Data records:
[START]

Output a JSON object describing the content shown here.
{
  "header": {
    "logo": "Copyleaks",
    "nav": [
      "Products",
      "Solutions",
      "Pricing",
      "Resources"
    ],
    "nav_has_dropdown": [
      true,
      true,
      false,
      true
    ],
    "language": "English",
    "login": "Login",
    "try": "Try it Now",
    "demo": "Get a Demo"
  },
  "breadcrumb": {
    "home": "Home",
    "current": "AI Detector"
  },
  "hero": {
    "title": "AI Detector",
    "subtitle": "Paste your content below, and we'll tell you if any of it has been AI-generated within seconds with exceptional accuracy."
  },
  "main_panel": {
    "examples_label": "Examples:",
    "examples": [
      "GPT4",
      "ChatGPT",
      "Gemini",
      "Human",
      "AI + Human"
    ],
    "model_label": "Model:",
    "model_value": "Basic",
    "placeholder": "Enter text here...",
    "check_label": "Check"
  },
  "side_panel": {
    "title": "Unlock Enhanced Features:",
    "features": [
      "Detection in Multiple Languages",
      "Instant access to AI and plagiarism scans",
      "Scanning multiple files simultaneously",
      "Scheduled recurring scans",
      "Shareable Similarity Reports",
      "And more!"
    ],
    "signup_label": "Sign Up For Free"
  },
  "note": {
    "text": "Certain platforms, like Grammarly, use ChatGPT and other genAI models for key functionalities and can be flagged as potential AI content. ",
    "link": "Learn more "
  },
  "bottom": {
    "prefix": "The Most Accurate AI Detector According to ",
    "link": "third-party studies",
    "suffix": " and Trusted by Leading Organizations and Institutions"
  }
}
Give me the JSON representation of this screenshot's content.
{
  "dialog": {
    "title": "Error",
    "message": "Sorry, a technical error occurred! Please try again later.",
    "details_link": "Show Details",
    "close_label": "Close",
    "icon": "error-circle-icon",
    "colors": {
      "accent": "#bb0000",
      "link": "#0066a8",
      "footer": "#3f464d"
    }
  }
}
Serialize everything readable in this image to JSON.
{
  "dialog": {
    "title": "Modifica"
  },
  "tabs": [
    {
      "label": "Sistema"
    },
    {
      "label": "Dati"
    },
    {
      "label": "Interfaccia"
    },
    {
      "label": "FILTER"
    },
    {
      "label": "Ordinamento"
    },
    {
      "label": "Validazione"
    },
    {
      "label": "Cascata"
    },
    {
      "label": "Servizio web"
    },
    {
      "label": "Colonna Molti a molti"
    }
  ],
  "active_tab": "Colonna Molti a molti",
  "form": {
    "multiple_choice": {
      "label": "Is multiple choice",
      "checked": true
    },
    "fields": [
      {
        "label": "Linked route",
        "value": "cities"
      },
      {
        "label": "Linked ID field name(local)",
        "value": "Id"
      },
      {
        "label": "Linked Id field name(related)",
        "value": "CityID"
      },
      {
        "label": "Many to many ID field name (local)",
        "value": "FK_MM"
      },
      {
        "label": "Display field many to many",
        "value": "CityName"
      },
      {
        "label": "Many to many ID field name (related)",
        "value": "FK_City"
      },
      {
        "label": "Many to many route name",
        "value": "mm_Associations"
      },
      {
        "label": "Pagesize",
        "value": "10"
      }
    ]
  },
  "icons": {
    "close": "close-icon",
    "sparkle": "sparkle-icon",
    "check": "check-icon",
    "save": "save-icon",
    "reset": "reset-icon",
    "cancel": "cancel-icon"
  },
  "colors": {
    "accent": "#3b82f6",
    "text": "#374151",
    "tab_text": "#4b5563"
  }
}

[END]

WORK INSTRUCTIONS: Of the lines in the listing, how many hold the word "related"? Nothing but the number is needed.

ANSWER FOR THE TASK: 2